Set exercise: Retype the whole listing verbatim and keep the pictures out of it.

Recorded information:
* begin *
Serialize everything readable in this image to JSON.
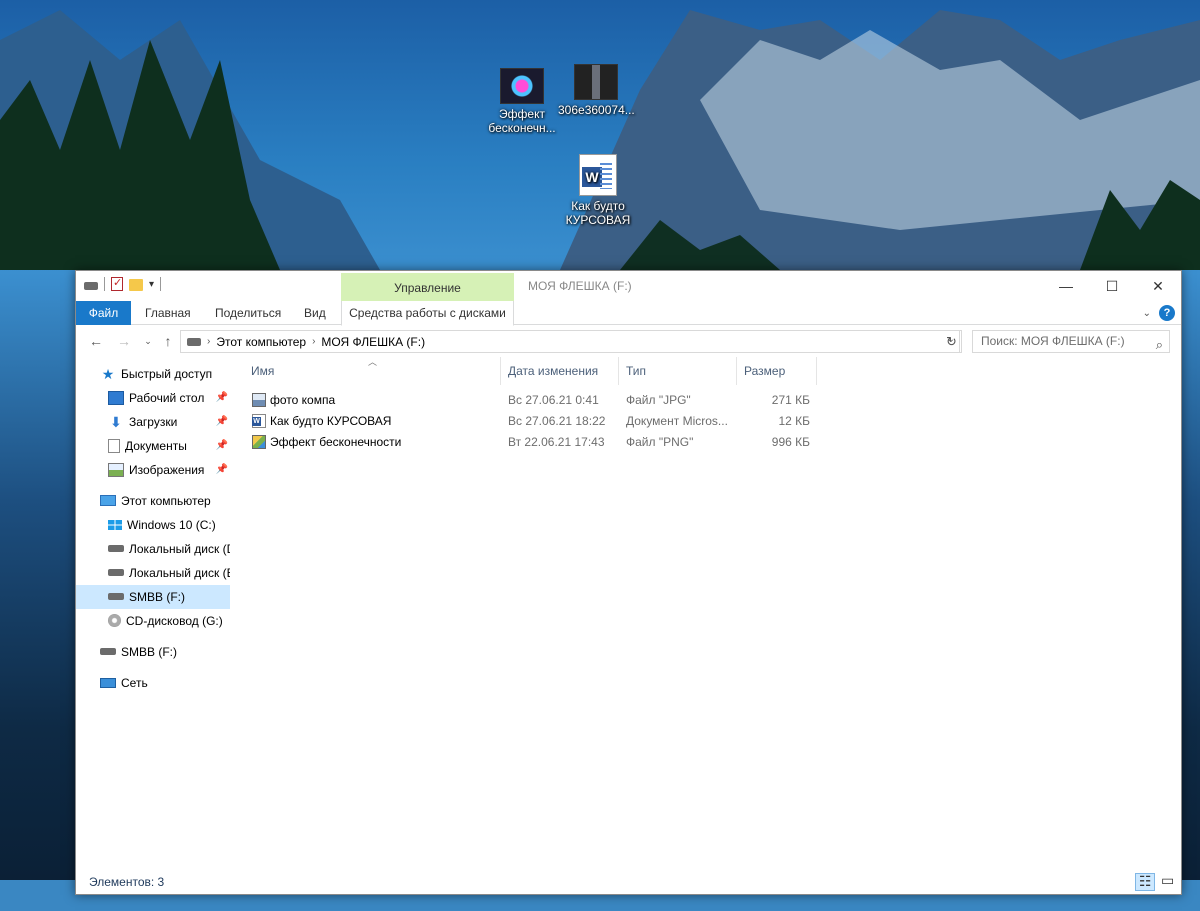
{
  "desktop": {
    "icons": [
      {
        "label": "Эффект бесконечн..."
      },
      {
        "label": "306e360074..."
      },
      {
        "label": "Как будто КУРСОВАЯ"
      }
    ]
  },
  "window": {
    "title": "МОЯ ФЛЕШКА (F:)",
    "contextual_group": "Управление",
    "controls": {
      "minimize": "—",
      "maximize": "☐",
      "close": "✕"
    }
  },
  "ribbon": {
    "tabs": [
      "Файл",
      "Главная",
      "Поделиться",
      "Вид",
      "Средства работы с дисками"
    ]
  },
  "address": {
    "crumbs": [
      "Этот компьютер",
      "МОЯ ФЛЕШКА (F:)"
    ],
    "search_placeholder": "Поиск: МОЯ ФЛЕШКА (F:)"
  },
  "nav": {
    "quick_access": "Быстрый доступ",
    "quick_items": [
      {
        "label": "Рабочий стол",
        "icon": "desktop-icon"
      },
      {
        "label": "Загрузки",
        "icon": "downloads-icon"
      },
      {
        "label": "Документы",
        "icon": "documents-icon"
      },
      {
        "label": "Изображения",
        "icon": "pictures-icon"
      }
    ],
    "this_pc": "Этот компьютер",
    "pc_items": [
      {
        "label": "Windows 10 (C:)"
      },
      {
        "label": "Локальный диск (D"
      },
      {
        "label": "Локальный диск (E"
      },
      {
        "label": "SMBB (F:)"
      },
      {
        "label": "CD-дисковод (G:)"
      }
    ],
    "removable": "SMBB (F:)",
    "network": "Сеть"
  },
  "list": {
    "columns": {
      "name": "Имя",
      "date": "Дата изменения",
      "type": "Тип",
      "size": "Размер"
    },
    "rows": [
      {
        "name": "фото компа",
        "date": "Вс 27.06.21 0:41",
        "type": "Файл \"JPG\"",
        "size": "271 КБ",
        "icon": "jpg-file-icon"
      },
      {
        "name": "Как будто КУРСОВАЯ",
        "date": "Вс 27.06.21 18:22",
        "type": "Документ Micros...",
        "size": "12 КБ",
        "icon": "word-file-icon"
      },
      {
        "name": "Эффект бесконечности",
        "date": "Вт 22.06.21 17:43",
        "type": "Файл \"PNG\"",
        "size": "996 КБ",
        "icon": "png-file-icon"
      }
    ]
  },
  "status": {
    "items_count": "Элементов: 3"
  }
}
* end *
Answer to the exercise:
Serialize everything readable in this image to JSON.
{
  "desktop": {
    "icons": [
      {
        "label": "Эффект бесконечн..."
      },
      {
        "label": "306e360074..."
      },
      {
        "label": "Как будто КУРСОВАЯ"
      }
    ]
  },
  "window": {
    "title": "МОЯ ФЛЕШКА (F:)",
    "contextual_group": "Управление",
    "controls": {
      "minimize": "—",
      "maximize": "☐",
      "close": "✕"
    }
  },
  "ribbon": {
    "tabs": [
      "Файл",
      "Главная",
      "Поделиться",
      "Вид",
      "Средства работы с дисками"
    ]
  },
  "address": {
    "crumbs": [
      "Этот компьютер",
      "МОЯ ФЛЕШКА (F:)"
    ],
    "search_placeholder": "Поиск: МОЯ ФЛЕШКА (F:)"
  },
  "nav": {
    "quick_access": "Быстрый доступ",
    "quick_items": [
      {
        "label": "Рабочий стол",
        "icon": "desktop-icon"
      },
      {
        "label": "Загрузки",
        "icon": "downloads-icon"
      },
      {
        "label": "Документы",
        "icon": "documents-icon"
      },
      {
        "label": "Изображения",
        "icon": "pictures-icon"
      }
    ],
    "this_pc": "Этот компьютер",
    "pc_items": [
      {
        "label": "Windows 10 (C:)"
      },
      {
        "label": "Локальный диск (D"
      },
      {
        "label": "Локальный диск (E"
      },
      {
        "label": "SMBB (F:)"
      },
      {
        "label": "CD-дисковод (G:)"
      }
    ],
    "removable": "SMBB (F:)",
    "network": "Сеть"
  },
  "list": {
    "columns": {
      "name": "Имя",
      "date": "Дата изменения",
      "type": "Тип",
      "size": "Размер"
    },
    "rows": [
      {
        "name": "фото компа",
        "date": "Вс 27.06.21 0:41",
        "type": "Файл \"JPG\"",
        "size": "271 КБ",
        "icon": "jpg-file-icon"
      },
      {
        "name": "Как будто КУРСОВАЯ",
        "date": "Вс 27.06.21 18:22",
        "type": "Документ Micros...",
        "size": "12 КБ",
        "icon": "word-file-icon"
      },
      {
        "name": "Эффект бесконечности",
        "date": "Вт 22.06.21 17:43",
        "type": "Файл \"PNG\"",
        "size": "996 КБ",
        "icon": "png-file-icon"
      }
    ]
  },
  "status": {
    "items_count": "Элементов: 3"
  }
}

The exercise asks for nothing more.